> Extracted data entries
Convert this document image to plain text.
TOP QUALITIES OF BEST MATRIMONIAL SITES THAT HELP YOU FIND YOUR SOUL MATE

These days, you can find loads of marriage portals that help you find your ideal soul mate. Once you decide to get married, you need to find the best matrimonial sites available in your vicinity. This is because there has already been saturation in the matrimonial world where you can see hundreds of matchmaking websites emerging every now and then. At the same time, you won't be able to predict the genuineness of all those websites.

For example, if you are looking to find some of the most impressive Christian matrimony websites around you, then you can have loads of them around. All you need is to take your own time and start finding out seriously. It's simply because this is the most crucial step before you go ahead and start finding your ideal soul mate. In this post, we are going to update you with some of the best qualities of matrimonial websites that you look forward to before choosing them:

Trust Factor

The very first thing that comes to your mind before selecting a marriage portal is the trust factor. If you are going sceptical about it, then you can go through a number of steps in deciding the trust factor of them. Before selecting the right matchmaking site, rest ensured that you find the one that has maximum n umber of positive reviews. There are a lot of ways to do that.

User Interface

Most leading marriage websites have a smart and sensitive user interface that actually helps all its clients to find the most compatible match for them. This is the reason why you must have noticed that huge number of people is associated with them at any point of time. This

> Task goal
Go through the listing above and restate it word for word.

> Written solution
Convert this document image to plain text.
TOP QUALITIES OF BEST MATRIMONIAL SITES THAT HELP YOU FIND YOUR SOUL MATE

These days, you can find loads of marriage portals that help you find your ideal soul mate. Once you decide to get married, you need to find the best matrimonial sites available in your vicinity. This is because there has already been saturation in the matrimonial world where you can see hundreds of matchmaking websites emerging every now and then. At the same time, you won't be able to predict the genuineness of all those websites.

For example, if you are looking to find some of the most impressive Christian matrimony websites around you, then you can have loads of them around. All you need is to take your own time and start finding out seriously. It's simply because this is the most crucial step before you go ahead and start finding your ideal soul mate. In this post, we are going to update you with some of the best qualities of matrimonial websites that you look forward to before choosing them:

Trust Factor

The very first thing that comes to your mind before selecting a marriage portal is the trust factor. If you are going sceptical about it, then you can go through a number of steps in deciding the trust factor of them. Before selecting the right matchmaking site, rest ensured that you find the one that has maximum n umber of positive reviews. There are a lot of ways to do that.

User Interface

Most leading marriage websites have a smart and sensitive user interface that actually helps all its clients to find the most compatible match for them. This is the reason why you must have noticed that huge number of people is associated with them at any point of time. This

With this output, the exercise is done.